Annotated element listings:
☆ ☆ ☆ ☆ ☆

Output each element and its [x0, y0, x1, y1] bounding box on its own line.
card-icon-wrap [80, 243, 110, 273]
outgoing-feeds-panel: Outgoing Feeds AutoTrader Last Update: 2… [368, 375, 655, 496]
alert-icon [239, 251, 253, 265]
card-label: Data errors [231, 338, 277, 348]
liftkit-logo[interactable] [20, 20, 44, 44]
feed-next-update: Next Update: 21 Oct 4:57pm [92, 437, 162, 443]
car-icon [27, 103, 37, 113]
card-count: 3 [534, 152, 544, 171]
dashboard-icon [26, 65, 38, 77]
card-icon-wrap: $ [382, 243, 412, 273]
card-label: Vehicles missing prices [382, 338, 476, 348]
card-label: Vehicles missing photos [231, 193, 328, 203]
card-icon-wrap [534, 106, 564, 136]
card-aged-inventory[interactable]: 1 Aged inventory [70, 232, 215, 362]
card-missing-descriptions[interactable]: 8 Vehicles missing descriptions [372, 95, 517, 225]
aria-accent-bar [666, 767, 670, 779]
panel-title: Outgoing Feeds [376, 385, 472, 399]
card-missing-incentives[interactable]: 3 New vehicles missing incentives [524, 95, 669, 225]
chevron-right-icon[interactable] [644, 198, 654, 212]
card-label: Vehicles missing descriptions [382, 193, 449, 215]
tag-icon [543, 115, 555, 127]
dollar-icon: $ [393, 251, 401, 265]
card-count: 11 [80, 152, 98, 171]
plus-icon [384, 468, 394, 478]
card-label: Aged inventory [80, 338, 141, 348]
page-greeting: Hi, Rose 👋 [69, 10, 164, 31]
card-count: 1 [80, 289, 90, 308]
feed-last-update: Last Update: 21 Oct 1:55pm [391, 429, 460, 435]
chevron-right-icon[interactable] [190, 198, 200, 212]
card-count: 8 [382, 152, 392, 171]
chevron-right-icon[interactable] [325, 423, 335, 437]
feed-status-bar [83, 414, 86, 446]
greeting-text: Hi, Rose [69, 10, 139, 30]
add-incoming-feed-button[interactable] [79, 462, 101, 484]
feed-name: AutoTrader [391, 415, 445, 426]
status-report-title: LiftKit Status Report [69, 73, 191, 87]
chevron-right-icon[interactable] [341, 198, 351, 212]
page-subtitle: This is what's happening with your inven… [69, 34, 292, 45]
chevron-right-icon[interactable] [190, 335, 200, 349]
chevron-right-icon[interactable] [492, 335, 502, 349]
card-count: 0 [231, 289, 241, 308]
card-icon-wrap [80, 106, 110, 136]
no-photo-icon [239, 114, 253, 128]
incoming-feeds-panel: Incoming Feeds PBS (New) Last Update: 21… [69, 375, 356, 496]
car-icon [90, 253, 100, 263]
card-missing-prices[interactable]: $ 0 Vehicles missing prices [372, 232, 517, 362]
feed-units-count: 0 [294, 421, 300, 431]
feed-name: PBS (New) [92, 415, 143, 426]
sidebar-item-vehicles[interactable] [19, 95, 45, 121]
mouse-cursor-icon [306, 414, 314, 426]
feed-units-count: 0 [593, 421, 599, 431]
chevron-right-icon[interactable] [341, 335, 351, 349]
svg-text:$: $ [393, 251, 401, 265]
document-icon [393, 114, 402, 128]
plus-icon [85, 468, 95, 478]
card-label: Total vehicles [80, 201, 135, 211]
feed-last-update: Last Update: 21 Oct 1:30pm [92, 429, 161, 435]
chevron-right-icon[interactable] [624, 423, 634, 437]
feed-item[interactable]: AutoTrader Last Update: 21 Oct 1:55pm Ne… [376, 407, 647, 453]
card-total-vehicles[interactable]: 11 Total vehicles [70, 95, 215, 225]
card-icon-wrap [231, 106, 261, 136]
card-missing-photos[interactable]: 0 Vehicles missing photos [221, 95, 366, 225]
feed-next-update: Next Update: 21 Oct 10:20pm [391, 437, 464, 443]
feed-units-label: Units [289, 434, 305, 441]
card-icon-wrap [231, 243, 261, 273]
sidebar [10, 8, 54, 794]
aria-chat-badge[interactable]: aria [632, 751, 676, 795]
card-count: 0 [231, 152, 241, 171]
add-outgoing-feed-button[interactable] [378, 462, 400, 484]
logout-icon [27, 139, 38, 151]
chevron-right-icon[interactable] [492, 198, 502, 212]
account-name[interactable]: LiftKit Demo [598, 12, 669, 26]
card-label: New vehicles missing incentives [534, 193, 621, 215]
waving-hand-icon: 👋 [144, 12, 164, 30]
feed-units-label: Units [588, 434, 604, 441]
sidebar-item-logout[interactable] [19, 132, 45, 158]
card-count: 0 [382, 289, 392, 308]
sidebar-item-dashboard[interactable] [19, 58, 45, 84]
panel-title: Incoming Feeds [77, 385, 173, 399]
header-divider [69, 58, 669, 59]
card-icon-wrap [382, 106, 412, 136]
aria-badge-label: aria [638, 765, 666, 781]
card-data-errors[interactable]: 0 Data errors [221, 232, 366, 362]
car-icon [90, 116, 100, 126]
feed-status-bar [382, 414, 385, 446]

☆ ☆ ☆ ☆ ☆

THE EXERCISE> Replace every "chevron-right-icon" in the entries with "arrow-right-icon" and give all the lines again, with nothing else altered.

RIGHT ANSWER>
Output each element and its [x0, y0, x1, y1] bounding box on its own line.
card-icon-wrap [80, 243, 110, 273]
outgoing-feeds-panel: Outgoing Feeds AutoTrader Last Update: 2… [368, 375, 655, 496]
alert-icon [239, 251, 253, 265]
card-label: Data errors [231, 338, 277, 348]
liftkit-logo[interactable] [20, 20, 44, 44]
feed-next-update: Next Update: 21 Oct 4:57pm [92, 437, 162, 443]
car-icon [27, 103, 37, 113]
card-count: 3 [534, 152, 544, 171]
dashboard-icon [26, 65, 38, 77]
card-icon-wrap: $ [382, 243, 412, 273]
card-label: Vehicles missing prices [382, 338, 476, 348]
card-label: Vehicles missing photos [231, 193, 328, 203]
card-icon-wrap [534, 106, 564, 136]
card-aged-inventory[interactable]: 1 Aged inventory [70, 232, 215, 362]
card-missing-descriptions[interactable]: 8 Vehicles missing descriptions [372, 95, 517, 225]
aria-accent-bar [666, 767, 670, 779]
panel-title: Outgoing Feeds [376, 385, 472, 399]
card-missing-incentives[interactable]: 3 New vehicles missing incentives [524, 95, 669, 225]
arrow-right-icon[interactable] [644, 198, 654, 212]
card-label: Vehicles missing descriptions [382, 193, 449, 215]
tag-icon [543, 115, 555, 127]
dollar-icon: $ [393, 251, 401, 265]
card-count: 11 [80, 152, 98, 171]
plus-icon [384, 468, 394, 478]
card-label: Aged inventory [80, 338, 141, 348]
page-greeting: Hi, Rose 👋 [69, 10, 164, 31]
card-count: 1 [80, 289, 90, 308]
feed-last-update: Last Update: 21 Oct 1:55pm [391, 429, 460, 435]
arrow-right-icon[interactable] [190, 198, 200, 212]
card-count: 8 [382, 152, 392, 171]
arrow-right-icon[interactable] [325, 423, 335, 437]
feed-status-bar [83, 414, 86, 446]
greeting-text: Hi, Rose [69, 10, 139, 30]
add-incoming-feed-button[interactable] [79, 462, 101, 484]
feed-name: AutoTrader [391, 415, 445, 426]
status-report-title: LiftKit Status Report [69, 73, 191, 87]
arrow-right-icon[interactable] [341, 198, 351, 212]
page-subtitle: This is what's happening with your inven… [69, 34, 292, 45]
arrow-right-icon[interactable] [190, 335, 200, 349]
arrow-right-icon[interactable] [492, 335, 502, 349]
card-count: 0 [231, 289, 241, 308]
card-icon-wrap [80, 106, 110, 136]
no-photo-icon [239, 114, 253, 128]
incoming-feeds-panel: Incoming Feeds PBS (New) Last Update: 21… [69, 375, 356, 496]
car-icon [90, 253, 100, 263]
card-missing-prices[interactable]: $ 0 Vehicles missing prices [372, 232, 517, 362]
feed-units-count: 0 [294, 421, 300, 431]
feed-name: PBS (New) [92, 415, 143, 426]
sidebar-item-vehicles[interactable] [19, 95, 45, 121]
mouse-cursor-icon [306, 414, 314, 426]
feed-units-count: 0 [593, 421, 599, 431]
arrow-right-icon[interactable] [341, 335, 351, 349]
svg-text:$: $ [393, 251, 401, 265]
document-icon [393, 114, 402, 128]
plus-icon [85, 468, 95, 478]
card-label: Total vehicles [80, 201, 135, 211]
feed-last-update: Last Update: 21 Oct 1:30pm [92, 429, 161, 435]
arrow-right-icon[interactable] [624, 423, 634, 437]
feed-item[interactable]: AutoTrader Last Update: 21 Oct 1:55pm Ne… [376, 407, 647, 453]
card-total-vehicles[interactable]: 11 Total vehicles [70, 95, 215, 225]
card-icon-wrap [231, 106, 261, 136]
card-missing-photos[interactable]: 0 Vehicles missing photos [221, 95, 366, 225]
feed-next-update: Next Update: 21 Oct 10:20pm [391, 437, 464, 443]
feed-units-label: Units [289, 434, 305, 441]
card-icon-wrap [231, 243, 261, 273]
sidebar [10, 8, 54, 794]
aria-chat-badge[interactable]: aria [632, 751, 676, 795]
card-count: 0 [231, 152, 241, 171]
add-outgoing-feed-button[interactable] [378, 462, 400, 484]
logout-icon [27, 139, 38, 151]
arrow-right-icon[interactable] [492, 198, 502, 212]
account-name[interactable]: LiftKit Demo [598, 12, 669, 26]
card-label: New vehicles missing incentives [534, 193, 621, 215]
waving-hand-icon: 👋 [144, 12, 164, 30]
feed-units-label: Units [588, 434, 604, 441]
sidebar-item-logout[interactable] [19, 132, 45, 158]
card-count: 0 [382, 289, 392, 308]
sidebar-item-dashboard[interactable] [19, 58, 45, 84]
panel-title: Incoming Feeds [77, 385, 173, 399]
header-divider [69, 58, 669, 59]
card-icon-wrap [382, 106, 412, 136]
aria-badge-label: aria [638, 765, 666, 781]
card-data-errors[interactable]: 0 Data errors [221, 232, 366, 362]
car-icon [90, 116, 100, 126]
feed-status-bar [382, 414, 385, 446]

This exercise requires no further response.